WHAT YOU WILL DO
Drop the images; return everything else in the listing below exactly.

[Collected data entries]
........

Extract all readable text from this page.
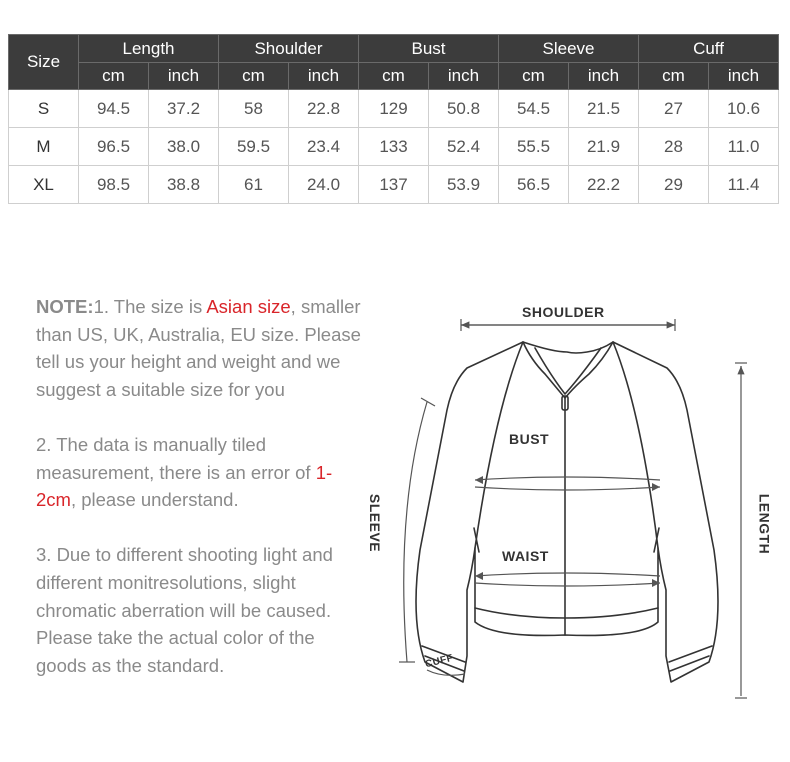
Size	Length		Shoulder		Bust		Sleeve		Cuff	
	cm	inch	cm	inch	cm	inch	cm	inch	cm	inch
S	94.5	37.2	58	22.8	129	50.8	54.5	21.5	27	10.6
M	96.5	38.0	59.5	23.4	133	52.4	55.5	21.9	28	11.0
XL	98.5	38.8	61	24.0	137	53.9	56.5	22.2	29	11.4

NOTE:1. The size is Asian size, smaller than US, UK, Australia, EU size. Please tell us your height and weight and we suggest a suitable size for you

2. The data is manually tiled measurement, there is an error of 1-2cm, please understand.

3. Due to different shooting light and different monitresolutions, slight chromatic aberration will be caused. Please take the actual color of the goods as the standard.

SHOULDER
BUST
WAIST
SLEEVE	LENGTH
CUFF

........

THE ANSWER
Extract all readable text from this page.
Size	Length		Shoulder		Bust		Sleeve		Cuff	
	cm	inch	cm	inch	cm	inch	cm	inch	cm	inch
S	94.5	37.2	58	22.8	129	50.8	54.5	21.5	27	10.6
M	96.5	38.0	59.5	23.4	133	52.4	55.5	21.9	28	11.0
XL	98.5	38.8	61	24.0	137	53.9	56.5	22.2	29	11.4

NOTE:1. The size is Asian size, smaller than US, UK, Australia, EU size. Please tell us your height and weight and we suggest a suitable size for you

2. The data is manually tiled measurement, there is an error of 1-2cm, please understand.

3. Due to different shooting light and different monitresolutions, slight chromatic aberration will be caused. Please take the actual color of the goods as the standard.

SHOULDER
BUST
WAIST
SLEEVE	LENGTH
CUFF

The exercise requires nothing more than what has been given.